[Data entries]

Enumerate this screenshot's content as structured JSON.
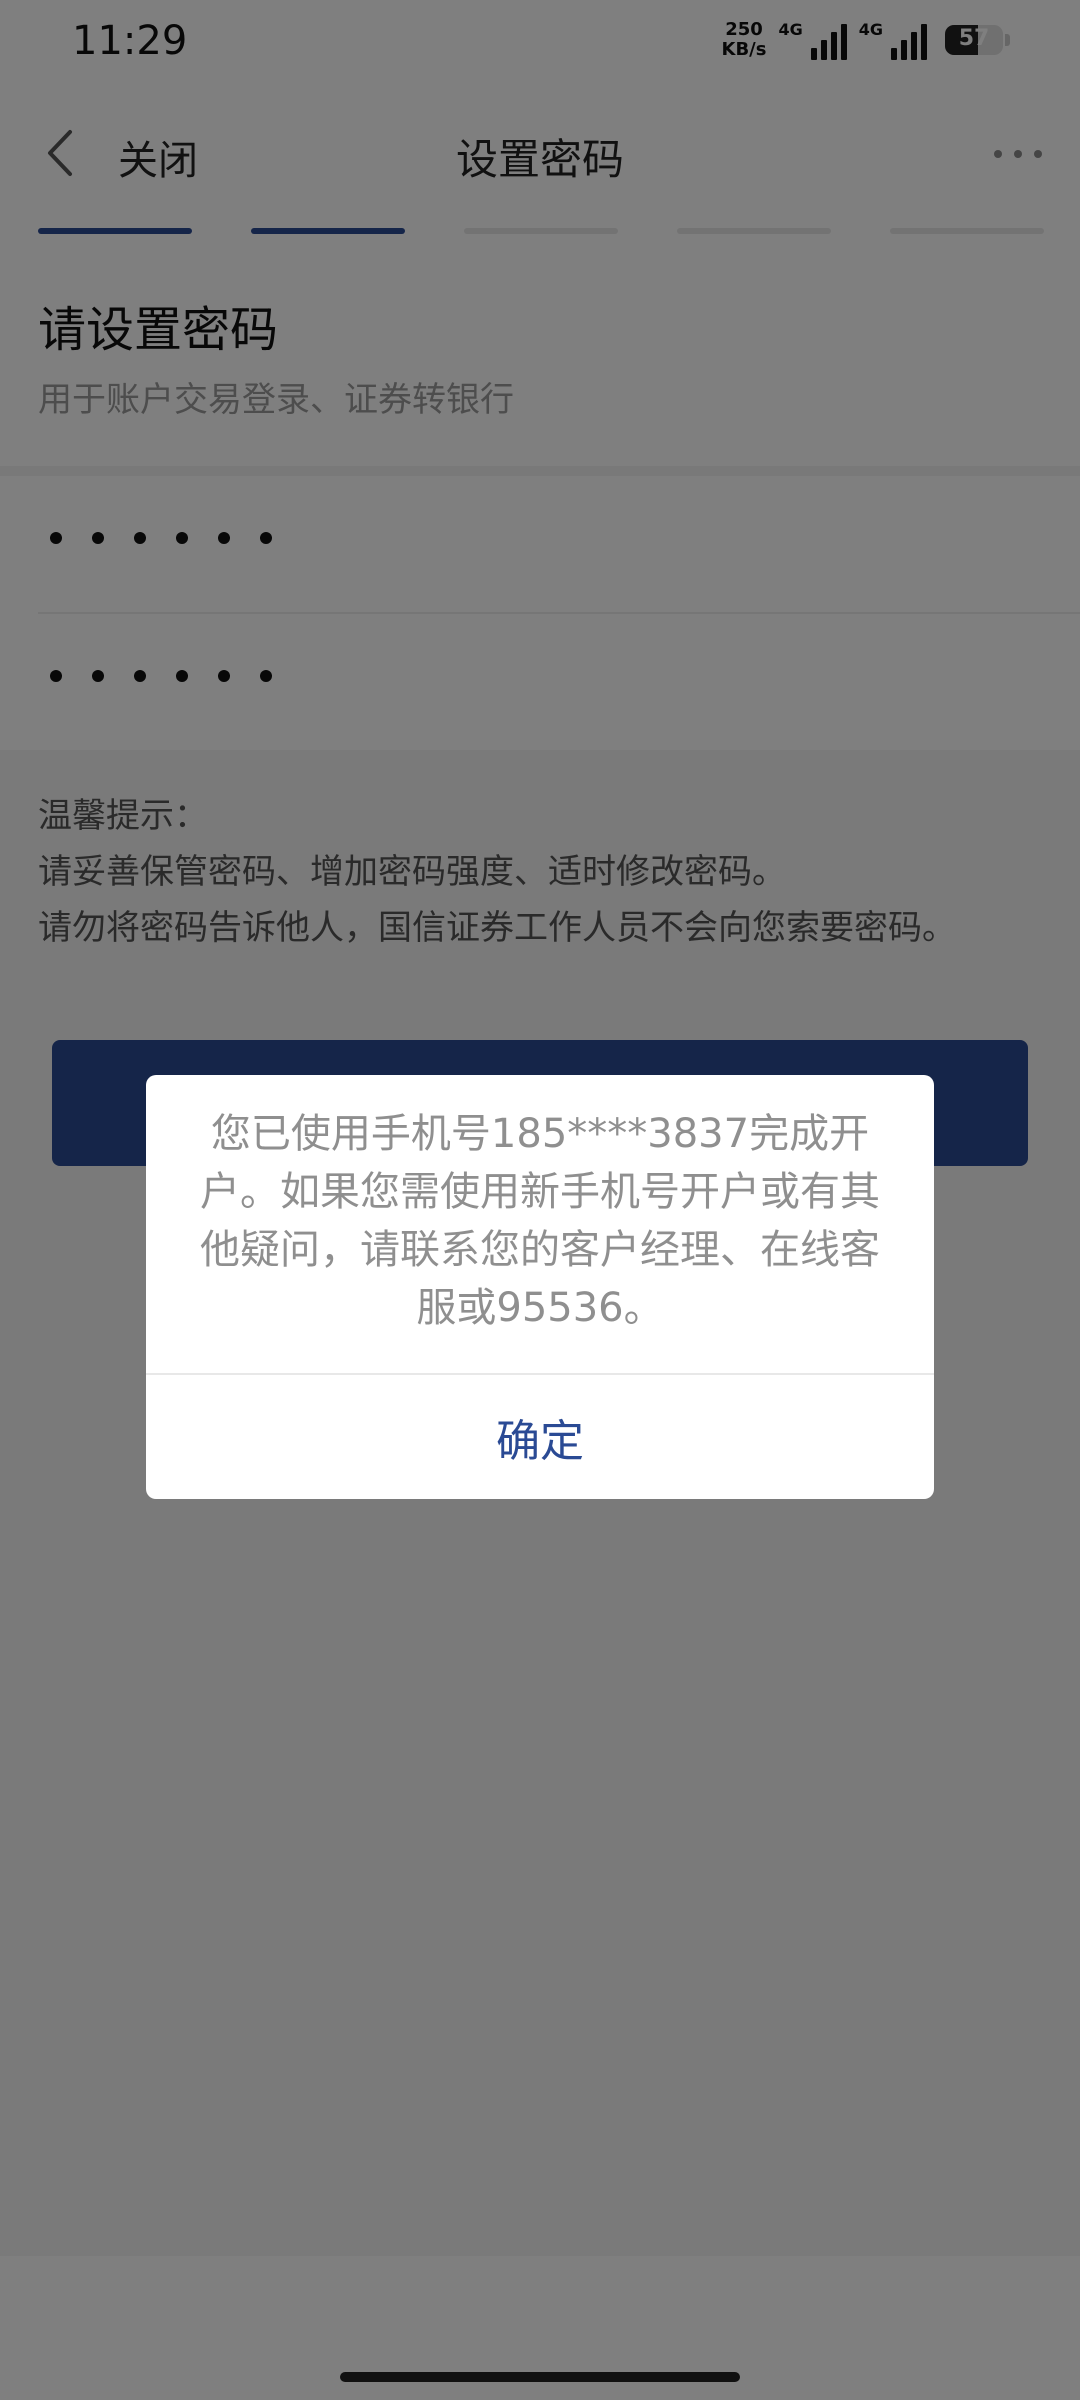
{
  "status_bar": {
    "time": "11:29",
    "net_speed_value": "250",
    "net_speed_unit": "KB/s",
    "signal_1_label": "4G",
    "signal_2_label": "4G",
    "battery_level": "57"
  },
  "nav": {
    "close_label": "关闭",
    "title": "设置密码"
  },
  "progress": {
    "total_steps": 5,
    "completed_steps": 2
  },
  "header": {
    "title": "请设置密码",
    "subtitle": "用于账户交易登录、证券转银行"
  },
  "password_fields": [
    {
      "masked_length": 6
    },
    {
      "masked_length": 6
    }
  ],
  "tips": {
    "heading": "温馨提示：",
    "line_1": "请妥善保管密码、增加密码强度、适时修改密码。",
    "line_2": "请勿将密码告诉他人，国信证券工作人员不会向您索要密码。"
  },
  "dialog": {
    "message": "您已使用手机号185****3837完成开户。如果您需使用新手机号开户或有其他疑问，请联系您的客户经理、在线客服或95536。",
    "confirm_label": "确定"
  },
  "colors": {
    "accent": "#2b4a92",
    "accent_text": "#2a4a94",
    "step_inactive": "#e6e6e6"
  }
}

▶ [Exercise goal]:
Images in the data above are to be skipped. Retype all other material exactly.

▶ [Exercise response]:
Enumerate this screenshot's content as structured JSON.
{
  "status_bar": {
    "time": "11:29",
    "net_speed_value": "250",
    "net_speed_unit": "KB/s",
    "signal_1_label": "4G",
    "signal_2_label": "4G",
    "battery_level": "57"
  },
  "nav": {
    "close_label": "关闭",
    "title": "设置密码"
  },
  "progress": {
    "total_steps": 5,
    "completed_steps": 2
  },
  "header": {
    "title": "请设置密码",
    "subtitle": "用于账户交易登录、证券转银行"
  },
  "password_fields": [
    {
      "masked_length": 6
    },
    {
      "masked_length": 6
    }
  ],
  "tips": {
    "heading": "温馨提示：",
    "line_1": "请妥善保管密码、增加密码强度、适时修改密码。",
    "line_2": "请勿将密码告诉他人，国信证券工作人员不会向您索要密码。"
  },
  "dialog": {
    "message": "您已使用手机号185****3837完成开户。如果您需使用新手机号开户或有其他疑问，请联系您的客户经理、在线客服或95536。",
    "confirm_label": "确定"
  },
  "colors": {
    "accent": "#2b4a92",
    "accent_text": "#2a4a94",
    "step_inactive": "#e6e6e6"
  }
}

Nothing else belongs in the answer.